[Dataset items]
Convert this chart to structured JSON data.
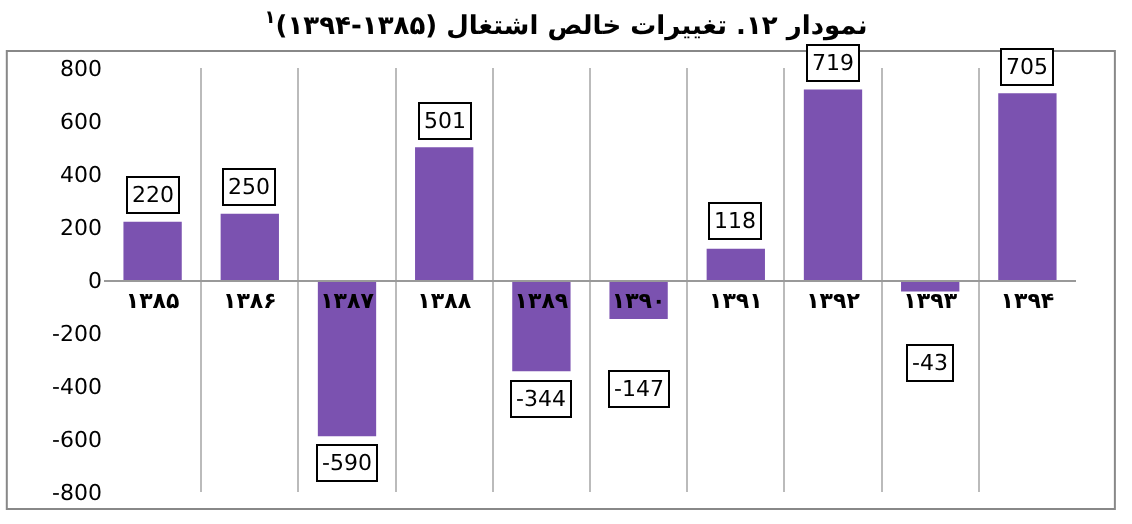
{
  "chart_data": {
    "type": "bar",
    "title": "نمودار ۱۲. تغییرات خالص اشتغال (۱۳۸۵-۱۳۹۴)$^{۱}$",
    "categories": [
      "۱۳۸۵",
      "۱۳۸۶",
      "۱۳۸۷",
      "۱۳۸۸",
      "۱۳۸۹",
      "۱۳۹۰",
      "۱۳۹۱",
      "۱۳۹۲",
      "۱۳۹۳",
      "۱۳۹۴"
    ],
    "values": [
      220,
      250,
      -590,
      501,
      -344,
      -147,
      118,
      719,
      -43,
      705
    ],
    "color": "#7b52b0",
    "ylim": [
      -800,
      800
    ],
    "yticks": [
      -800,
      -600,
      -400,
      -200,
      0,
      200,
      400,
      600,
      800
    ],
    "grid": "x",
    "data_labels": true
  }
}
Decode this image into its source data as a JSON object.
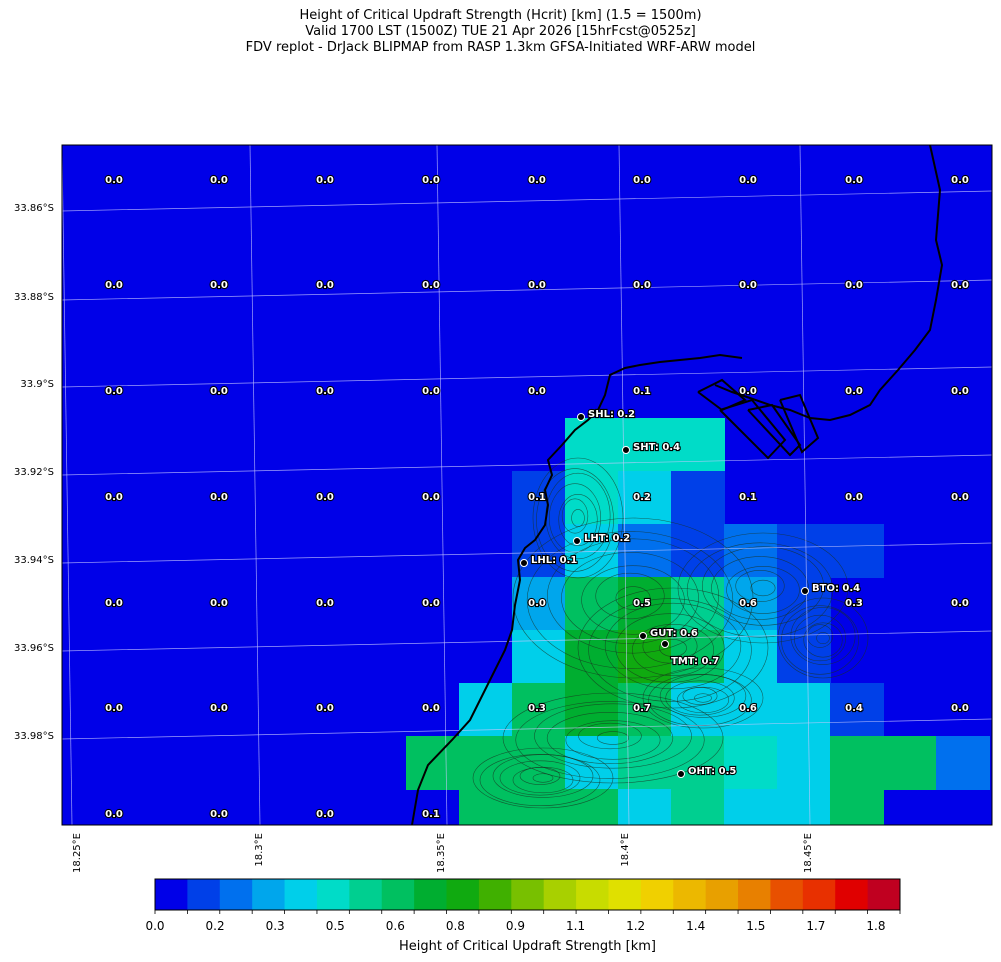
{
  "title": {
    "line1": "Height of Critical Updraft Strength (Hcrit) [km] (1.5 = 1500m)",
    "line2": "Valid 1700 LST (1500Z) TUE 21 Apr 2026 [15hrFcst@0525z]",
    "line3": "FDV replot - DrJack BLIPMAP from RASP 1.3km GFSA-Initiated WRF-ARW model"
  },
  "axes": {
    "lon_ticks": [
      "18.25°E",
      "18.3°E",
      "18.35°E",
      "18.4°E",
      "18.45°E"
    ],
    "lat_ticks": [
      "33.86°S",
      "33.88°S",
      "33.9°S",
      "33.92°S",
      "33.94°S",
      "33.96°S",
      "33.98°S"
    ]
  },
  "grid_values": [
    [
      "0.0",
      "0.0",
      "0.0",
      "0.0",
      "0.0",
      "0.0",
      "0.0",
      "0.0",
      "0.0"
    ],
    [
      "0.0",
      "0.0",
      "0.0",
      "0.0",
      "0.0",
      "0.0",
      "0.0",
      "0.0",
      "0.0"
    ],
    [
      "0.0",
      "0.0",
      "0.0",
      "0.0",
      "0.0",
      "0.1",
      "0.0",
      "0.0",
      "0.0"
    ],
    [
      "0.0",
      "0.0",
      "0.0",
      "0.0",
      "0.1",
      "0.2",
      "0.1",
      "0.0",
      "0.0"
    ],
    [
      "0.0",
      "0.0",
      "0.0",
      "0.0",
      "0.0",
      "0.5",
      "0.6",
      "0.3",
      "0.0"
    ],
    [
      "0.0",
      "0.0",
      "0.0",
      "0.0",
      "0.3",
      "0.7",
      "0.6",
      "0.4",
      "0.0"
    ],
    [
      "0.0",
      "0.0",
      "0.0",
      "0.1",
      "",
      "",
      "",
      "",
      ""
    ]
  ],
  "stations": [
    {
      "label": "SHL: 0.2"
    },
    {
      "label": "SHT: 0.4"
    },
    {
      "label": "LHT: 0.2"
    },
    {
      "label": "LHL: 0.1"
    },
    {
      "label": "BTO: 0.4"
    },
    {
      "label": "GUT: 0.6"
    },
    {
      "label": "TMT: 0.7"
    },
    {
      "label": "OHT: 0.5"
    }
  ],
  "colorbar": {
    "title": "Height of Critical Updraft Strength [km]",
    "tick_labels": [
      "0.0",
      "0.2",
      "0.3",
      "0.5",
      "0.6",
      "0.8",
      "0.9",
      "1.1",
      "1.2",
      "1.4",
      "1.5",
      "1.7",
      "1.8"
    ],
    "colors": [
      "#0000e8",
      "#0040e8",
      "#0070ee",
      "#00a6ec",
      "#00cfea",
      "#00dcc8",
      "#00cf90",
      "#00c060",
      "#00ae30",
      "#10aa10",
      "#40b000",
      "#78c000",
      "#a8d000",
      "#c8dc00",
      "#e0e000",
      "#f0d000",
      "#ecb800",
      "#e8a000",
      "#e88000",
      "#e85000",
      "#e83000",
      "#e00000",
      "#c00020"
    ]
  },
  "shading": {
    "background": "#0000e8",
    "cells": [
      {
        "c": "#00dcc8",
        "v": 0.4
      },
      {
        "c": "#00dcc8",
        "v": 0.4
      },
      {
        "c": "#00dcc8",
        "v": 0.4
      },
      {
        "c": "#0040e8",
        "v": 0.1
      },
      {
        "c": "#00dcc8",
        "v": 0.4
      },
      {
        "c": "#00cfea",
        "v": 0.3
      },
      {
        "c": "#0040e8",
        "v": 0.1
      },
      {
        "c": "#0040e8",
        "v": 0.1
      },
      {
        "c": "#00cfea",
        "v": 0.3
      },
      {
        "c": "#0070ee",
        "v": 0.2
      },
      {
        "c": "#0040e8",
        "v": 0.1
      },
      {
        "c": "#0070ee",
        "v": 0.2
      },
      {
        "c": "#0040e8",
        "v": 0.1
      },
      {
        "c": "#0040e8",
        "v": 0.1
      },
      {
        "c": "#00a6ec",
        "v": 0.3
      },
      {
        "c": "#00c060",
        "v": 0.6
      },
      {
        "c": "#00ae30",
        "v": 0.7
      },
      {
        "c": "#00cf90",
        "v": 0.5
      },
      {
        "c": "#00a6ec",
        "v": 0.3
      },
      {
        "c": "#0040e8",
        "v": 0.1
      },
      {
        "c": "#00cfea",
        "v": 0.3
      },
      {
        "c": "#00ae30",
        "v": 0.7
      },
      {
        "c": "#10aa10",
        "v": 0.8
      },
      {
        "c": "#00c060",
        "v": 0.6
      },
      {
        "c": "#00cfea",
        "v": 0.3
      },
      {
        "c": "#0040e8",
        "v": 0.1
      },
      {
        "c": "#00cfea",
        "v": 0.3
      },
      {
        "c": "#00c060",
        "v": 0.6
      },
      {
        "c": "#00ae30",
        "v": 0.7
      },
      {
        "c": "#00c060",
        "v": 0.6
      },
      {
        "c": "#00cfea",
        "v": 0.3
      },
      {
        "c": "#00cfea",
        "v": 0.4
      },
      {
        "c": "#00cfea",
        "v": 0.3
      },
      {
        "c": "#0040e8",
        "v": 0.1
      },
      {
        "c": "#00c060",
        "v": 0.6
      },
      {
        "c": "#00c060",
        "v": 0.6
      },
      {
        "c": "#00c060",
        "v": 0.6
      },
      {
        "c": "#00cfea",
        "v": 0.4
      },
      {
        "c": "#00cf90",
        "v": 0.5
      },
      {
        "c": "#00cf90",
        "v": 0.5
      },
      {
        "c": "#00dcc8",
        "v": 0.4
      },
      {
        "c": "#00cfea",
        "v": 0.3
      },
      {
        "c": "#00c060",
        "v": 0.6
      },
      {
        "c": "#00c060",
        "v": 0.6
      },
      {
        "c": "#0070ee",
        "v": 0.2
      },
      {
        "c": "#00c060",
        "v": 0.6
      },
      {
        "c": "#00c060",
        "v": 0.6
      }
    ]
  }
}
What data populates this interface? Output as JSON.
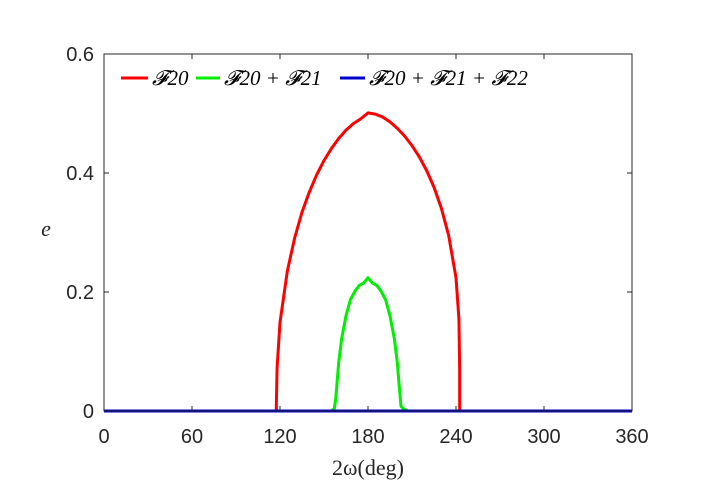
{
  "chart_data": {
    "type": "line",
    "xlabel": "2ω(deg)",
    "ylabel": "e",
    "xlim": [
      0,
      360
    ],
    "ylim": [
      0,
      0.6
    ],
    "xticks": [
      0,
      60,
      120,
      180,
      240,
      300,
      360
    ],
    "yticks": [
      0,
      0.2,
      0.4,
      0.6
    ],
    "ytick_labels": [
      "0",
      "0.2",
      "0.4",
      "0.6"
    ],
    "grid": false,
    "legend_position": "top",
    "series": [
      {
        "name": "𝓕20",
        "color": "#ff0000",
        "x": [
          0,
          117.5,
          117.5,
          118,
          120,
          125,
          130,
          135,
          140,
          145,
          150,
          155,
          160,
          165,
          170,
          175,
          180,
          185,
          190,
          195,
          200,
          205,
          210,
          215,
          220,
          225,
          230,
          235,
          240,
          242,
          242.5,
          242.5,
          360
        ],
        "y": [
          0,
          0,
          0.01,
          0.072,
          0.149,
          0.235,
          0.291,
          0.334,
          0.368,
          0.397,
          0.421,
          0.441,
          0.458,
          0.472,
          0.483,
          0.491,
          0.501,
          0.499,
          0.494,
          0.486,
          0.475,
          0.462,
          0.446,
          0.427,
          0.404,
          0.376,
          0.341,
          0.295,
          0.224,
          0.155,
          0.07,
          0,
          0
        ]
      },
      {
        "name": "𝓕20 + 𝓕21",
        "color": "#00ee00",
        "x": [
          0,
          155,
          157,
          158,
          160,
          162,
          165,
          168,
          171,
          174,
          177,
          180,
          183,
          186,
          189,
          192,
          195,
          198,
          200,
          201,
          202.5,
          204,
          207,
          360
        ],
        "y": [
          0,
          0,
          0.004,
          0.02,
          0.081,
          0.121,
          0.16,
          0.187,
          0.201,
          0.211,
          0.215,
          0.224,
          0.215,
          0.211,
          0.201,
          0.187,
          0.16,
          0.121,
          0.081,
          0.05,
          0.008,
          0.004,
          0,
          0
        ]
      },
      {
        "name": "𝓕20 + 𝓕21 + 𝓕22",
        "color": "#0000cc",
        "x": [
          0,
          360
        ],
        "y": [
          0,
          0
        ]
      }
    ]
  }
}
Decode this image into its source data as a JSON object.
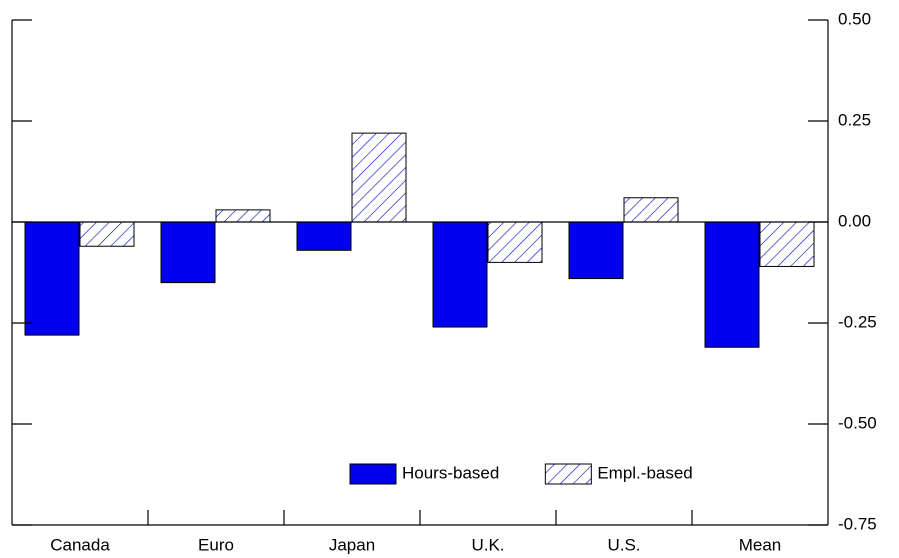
{
  "chart_data": {
    "type": "bar",
    "categories": [
      "Canada",
      "Euro",
      "Japan",
      "U.K.",
      "U.S.",
      "Mean"
    ],
    "series": [
      {
        "name": "Hours-based",
        "color": "#0000ee",
        "pattern": "solid",
        "values": [
          -0.28,
          -0.15,
          -0.07,
          -0.26,
          -0.14,
          -0.31
        ]
      },
      {
        "name": "Empl.-based",
        "color": "#0000cc",
        "pattern": "hatch",
        "values": [
          -0.06,
          0.03,
          0.22,
          -0.1,
          0.06,
          -0.11
        ]
      }
    ],
    "ylim": [
      -0.75,
      0.5
    ],
    "yticks": [
      {
        "value": 0.5,
        "label": "0.50"
      },
      {
        "value": 0.25,
        "label": "0.25"
      },
      {
        "value": 0,
        "label": "0.00"
      },
      {
        "value": -0.25,
        "label": "-0.25"
      },
      {
        "value": -0.5,
        "label": "-0.50"
      },
      {
        "value": -0.75,
        "label": "-0.75"
      }
    ],
    "grid": false,
    "legend": "lower-right"
  }
}
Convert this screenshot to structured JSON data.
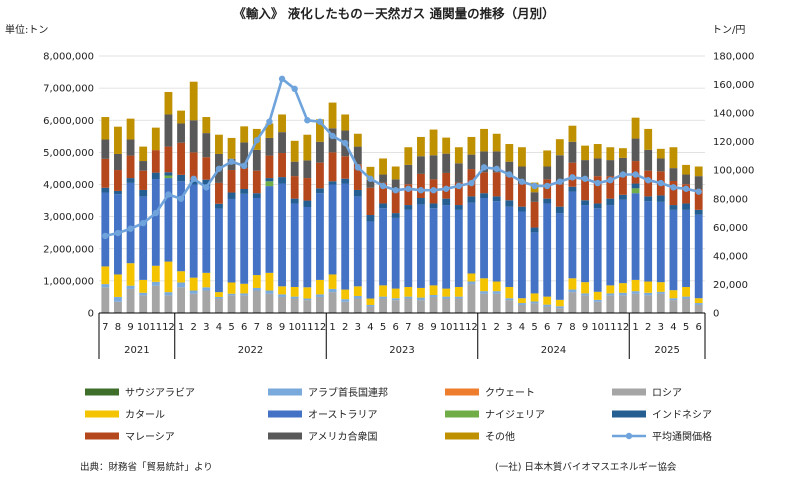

Task to complete:
Read through the entries and copy every line that includes "Updraft".

Answer below:
    "line1": "Height of Critical Updraft Strength (Hcrit) [km] (1.5 = 1500m)",
    "title": "Height of Critical Updraft Strength [km]",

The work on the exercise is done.